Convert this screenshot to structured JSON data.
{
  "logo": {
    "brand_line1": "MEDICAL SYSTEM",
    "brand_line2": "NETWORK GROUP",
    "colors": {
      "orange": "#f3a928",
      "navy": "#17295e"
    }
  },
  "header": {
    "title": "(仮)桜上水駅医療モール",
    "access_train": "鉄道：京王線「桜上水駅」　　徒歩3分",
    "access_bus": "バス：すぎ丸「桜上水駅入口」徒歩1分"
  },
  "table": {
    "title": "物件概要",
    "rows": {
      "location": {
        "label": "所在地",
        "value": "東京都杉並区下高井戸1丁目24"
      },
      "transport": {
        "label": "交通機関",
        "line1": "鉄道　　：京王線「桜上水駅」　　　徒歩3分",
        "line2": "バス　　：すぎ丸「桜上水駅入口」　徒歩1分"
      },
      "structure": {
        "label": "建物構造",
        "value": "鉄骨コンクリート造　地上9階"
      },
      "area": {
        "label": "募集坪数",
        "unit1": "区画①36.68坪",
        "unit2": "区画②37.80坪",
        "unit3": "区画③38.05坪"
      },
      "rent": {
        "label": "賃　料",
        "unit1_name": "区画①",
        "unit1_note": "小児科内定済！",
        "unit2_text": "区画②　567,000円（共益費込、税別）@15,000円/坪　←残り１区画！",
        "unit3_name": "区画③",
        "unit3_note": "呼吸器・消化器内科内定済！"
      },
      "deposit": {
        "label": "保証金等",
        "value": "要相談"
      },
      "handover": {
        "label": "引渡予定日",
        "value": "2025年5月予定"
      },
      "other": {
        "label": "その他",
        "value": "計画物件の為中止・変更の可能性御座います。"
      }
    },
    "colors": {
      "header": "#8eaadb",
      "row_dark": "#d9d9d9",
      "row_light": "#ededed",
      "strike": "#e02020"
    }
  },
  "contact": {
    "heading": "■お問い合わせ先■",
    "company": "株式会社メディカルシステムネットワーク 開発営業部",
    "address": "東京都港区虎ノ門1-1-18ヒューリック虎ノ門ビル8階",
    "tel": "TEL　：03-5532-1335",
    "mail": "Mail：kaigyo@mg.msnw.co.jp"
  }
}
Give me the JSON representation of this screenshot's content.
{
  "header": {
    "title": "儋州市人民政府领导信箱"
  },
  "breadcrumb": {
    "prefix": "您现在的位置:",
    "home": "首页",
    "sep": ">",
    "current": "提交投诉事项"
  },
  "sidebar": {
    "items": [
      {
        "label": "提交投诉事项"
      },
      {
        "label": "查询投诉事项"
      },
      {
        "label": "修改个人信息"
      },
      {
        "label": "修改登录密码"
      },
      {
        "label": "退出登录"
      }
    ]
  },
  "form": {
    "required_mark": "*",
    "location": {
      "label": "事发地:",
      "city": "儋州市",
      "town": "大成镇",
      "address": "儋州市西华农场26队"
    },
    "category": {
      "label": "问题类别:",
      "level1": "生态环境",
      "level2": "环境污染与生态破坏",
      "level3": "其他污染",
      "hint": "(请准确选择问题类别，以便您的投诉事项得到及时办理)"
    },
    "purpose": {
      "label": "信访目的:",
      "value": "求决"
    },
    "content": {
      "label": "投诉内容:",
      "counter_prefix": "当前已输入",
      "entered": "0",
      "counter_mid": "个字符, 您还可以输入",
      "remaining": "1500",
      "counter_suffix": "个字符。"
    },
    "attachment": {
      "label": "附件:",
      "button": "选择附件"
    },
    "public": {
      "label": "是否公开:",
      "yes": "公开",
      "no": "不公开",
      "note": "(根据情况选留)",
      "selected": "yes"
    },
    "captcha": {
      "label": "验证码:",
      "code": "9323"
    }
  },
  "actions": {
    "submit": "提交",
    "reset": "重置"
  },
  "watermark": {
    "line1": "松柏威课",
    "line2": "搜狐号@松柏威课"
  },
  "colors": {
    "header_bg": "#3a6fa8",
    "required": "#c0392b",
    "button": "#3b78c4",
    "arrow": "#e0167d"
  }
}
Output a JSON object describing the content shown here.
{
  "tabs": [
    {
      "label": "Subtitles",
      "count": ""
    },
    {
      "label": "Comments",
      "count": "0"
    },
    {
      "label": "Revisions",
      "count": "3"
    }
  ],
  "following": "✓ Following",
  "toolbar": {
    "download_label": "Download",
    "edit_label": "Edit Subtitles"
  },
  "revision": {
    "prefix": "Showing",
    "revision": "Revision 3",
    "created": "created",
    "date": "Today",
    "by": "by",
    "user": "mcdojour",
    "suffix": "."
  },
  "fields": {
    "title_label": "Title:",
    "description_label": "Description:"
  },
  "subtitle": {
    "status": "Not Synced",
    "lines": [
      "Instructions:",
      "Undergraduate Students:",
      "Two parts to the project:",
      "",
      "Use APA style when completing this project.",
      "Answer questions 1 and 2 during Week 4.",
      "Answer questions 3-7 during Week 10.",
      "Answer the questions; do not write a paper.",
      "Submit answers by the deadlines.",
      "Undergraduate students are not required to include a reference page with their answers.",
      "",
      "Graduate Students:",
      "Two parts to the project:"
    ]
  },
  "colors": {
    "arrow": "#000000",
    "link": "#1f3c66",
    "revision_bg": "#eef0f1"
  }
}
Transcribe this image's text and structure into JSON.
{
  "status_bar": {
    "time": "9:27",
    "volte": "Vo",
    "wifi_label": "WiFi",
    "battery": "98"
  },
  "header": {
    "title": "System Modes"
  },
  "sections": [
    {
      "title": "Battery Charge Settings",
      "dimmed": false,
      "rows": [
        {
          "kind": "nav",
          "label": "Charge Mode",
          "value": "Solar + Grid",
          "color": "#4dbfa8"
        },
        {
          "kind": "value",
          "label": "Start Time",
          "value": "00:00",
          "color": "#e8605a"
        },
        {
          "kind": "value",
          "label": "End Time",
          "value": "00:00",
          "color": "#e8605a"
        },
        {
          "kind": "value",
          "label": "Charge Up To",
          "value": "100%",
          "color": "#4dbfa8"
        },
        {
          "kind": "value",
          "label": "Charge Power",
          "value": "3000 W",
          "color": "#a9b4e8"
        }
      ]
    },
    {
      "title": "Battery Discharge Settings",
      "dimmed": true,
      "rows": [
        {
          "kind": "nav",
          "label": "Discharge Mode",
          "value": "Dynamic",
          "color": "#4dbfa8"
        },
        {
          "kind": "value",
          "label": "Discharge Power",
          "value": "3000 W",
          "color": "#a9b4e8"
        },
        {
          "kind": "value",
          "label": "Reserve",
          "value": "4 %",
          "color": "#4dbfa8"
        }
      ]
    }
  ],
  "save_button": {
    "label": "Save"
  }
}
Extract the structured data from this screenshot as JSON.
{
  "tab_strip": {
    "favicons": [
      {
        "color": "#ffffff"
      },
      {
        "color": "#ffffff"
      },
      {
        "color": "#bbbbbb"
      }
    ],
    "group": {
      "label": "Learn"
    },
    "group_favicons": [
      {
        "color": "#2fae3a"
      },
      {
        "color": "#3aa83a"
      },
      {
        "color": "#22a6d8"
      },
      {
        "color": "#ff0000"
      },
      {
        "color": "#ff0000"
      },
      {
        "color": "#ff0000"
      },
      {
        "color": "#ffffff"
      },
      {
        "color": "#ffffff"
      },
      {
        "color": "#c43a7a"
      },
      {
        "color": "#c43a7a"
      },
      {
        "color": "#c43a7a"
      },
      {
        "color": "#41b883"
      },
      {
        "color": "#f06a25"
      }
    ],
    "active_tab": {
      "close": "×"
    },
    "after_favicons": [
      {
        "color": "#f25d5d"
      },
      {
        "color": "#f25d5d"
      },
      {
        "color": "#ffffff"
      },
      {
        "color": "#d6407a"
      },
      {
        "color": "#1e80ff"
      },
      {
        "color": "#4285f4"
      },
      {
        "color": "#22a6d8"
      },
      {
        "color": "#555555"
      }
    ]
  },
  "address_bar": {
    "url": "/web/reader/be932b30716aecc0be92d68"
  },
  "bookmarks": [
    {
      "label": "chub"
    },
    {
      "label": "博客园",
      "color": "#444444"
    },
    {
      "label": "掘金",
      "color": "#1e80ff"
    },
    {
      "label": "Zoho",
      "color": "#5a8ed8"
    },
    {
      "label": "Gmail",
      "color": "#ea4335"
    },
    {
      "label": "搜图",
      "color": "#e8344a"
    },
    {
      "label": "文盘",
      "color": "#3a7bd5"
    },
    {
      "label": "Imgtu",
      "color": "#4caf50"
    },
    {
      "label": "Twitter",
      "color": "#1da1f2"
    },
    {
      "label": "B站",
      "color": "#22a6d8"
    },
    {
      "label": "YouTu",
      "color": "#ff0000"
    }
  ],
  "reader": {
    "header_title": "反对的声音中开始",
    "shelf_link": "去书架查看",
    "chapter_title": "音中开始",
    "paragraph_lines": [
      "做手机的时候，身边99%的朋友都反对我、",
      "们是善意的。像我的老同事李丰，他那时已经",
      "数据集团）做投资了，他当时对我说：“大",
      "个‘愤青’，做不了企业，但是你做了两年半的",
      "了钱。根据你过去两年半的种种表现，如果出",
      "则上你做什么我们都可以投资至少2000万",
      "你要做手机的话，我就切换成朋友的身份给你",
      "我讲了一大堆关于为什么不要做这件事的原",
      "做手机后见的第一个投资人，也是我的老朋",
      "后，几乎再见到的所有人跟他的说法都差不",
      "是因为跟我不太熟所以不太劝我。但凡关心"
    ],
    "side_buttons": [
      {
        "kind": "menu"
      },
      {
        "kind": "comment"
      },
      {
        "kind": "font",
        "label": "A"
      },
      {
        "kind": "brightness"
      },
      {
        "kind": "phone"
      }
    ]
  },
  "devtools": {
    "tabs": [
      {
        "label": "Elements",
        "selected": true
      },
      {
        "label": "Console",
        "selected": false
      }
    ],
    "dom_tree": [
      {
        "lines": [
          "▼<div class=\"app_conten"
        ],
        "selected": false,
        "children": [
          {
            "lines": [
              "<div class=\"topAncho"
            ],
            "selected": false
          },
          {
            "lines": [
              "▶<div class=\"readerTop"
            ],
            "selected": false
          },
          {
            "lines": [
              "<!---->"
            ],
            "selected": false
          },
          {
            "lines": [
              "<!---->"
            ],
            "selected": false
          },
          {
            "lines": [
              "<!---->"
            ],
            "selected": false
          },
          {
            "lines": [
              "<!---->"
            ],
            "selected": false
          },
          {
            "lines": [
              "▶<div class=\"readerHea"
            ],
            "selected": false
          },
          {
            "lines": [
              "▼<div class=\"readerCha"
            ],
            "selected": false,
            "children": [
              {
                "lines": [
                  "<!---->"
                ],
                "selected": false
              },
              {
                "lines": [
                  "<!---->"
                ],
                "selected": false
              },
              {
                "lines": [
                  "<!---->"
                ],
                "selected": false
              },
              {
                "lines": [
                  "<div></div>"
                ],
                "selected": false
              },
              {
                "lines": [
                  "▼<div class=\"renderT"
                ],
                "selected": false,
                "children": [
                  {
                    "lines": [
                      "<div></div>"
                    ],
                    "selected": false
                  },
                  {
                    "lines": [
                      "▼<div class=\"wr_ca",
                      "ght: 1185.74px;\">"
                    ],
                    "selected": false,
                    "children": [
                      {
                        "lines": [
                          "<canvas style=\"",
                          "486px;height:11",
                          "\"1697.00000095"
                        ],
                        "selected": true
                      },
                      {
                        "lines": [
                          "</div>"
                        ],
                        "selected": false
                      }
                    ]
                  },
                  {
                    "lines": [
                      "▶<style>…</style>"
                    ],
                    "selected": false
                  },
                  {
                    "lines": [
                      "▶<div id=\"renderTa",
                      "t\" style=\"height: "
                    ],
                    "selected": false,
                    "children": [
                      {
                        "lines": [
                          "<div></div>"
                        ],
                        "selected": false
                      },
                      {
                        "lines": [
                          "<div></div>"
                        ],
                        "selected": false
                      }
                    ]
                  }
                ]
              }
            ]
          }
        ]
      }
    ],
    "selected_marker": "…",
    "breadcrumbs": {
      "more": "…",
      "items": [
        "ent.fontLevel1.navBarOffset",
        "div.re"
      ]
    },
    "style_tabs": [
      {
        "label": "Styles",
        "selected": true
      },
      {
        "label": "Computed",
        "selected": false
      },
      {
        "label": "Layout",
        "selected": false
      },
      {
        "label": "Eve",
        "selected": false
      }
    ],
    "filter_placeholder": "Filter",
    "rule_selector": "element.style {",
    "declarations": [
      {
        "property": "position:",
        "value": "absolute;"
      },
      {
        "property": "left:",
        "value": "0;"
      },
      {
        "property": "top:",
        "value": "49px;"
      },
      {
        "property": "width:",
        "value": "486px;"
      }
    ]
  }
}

================

▶ Task
Filter the records above for "content" and copy every matching line.

▶ Answer in full
Give me the JSON representation of this screenshot's content.
    "content": {
Output a JSON object describing the content shown here.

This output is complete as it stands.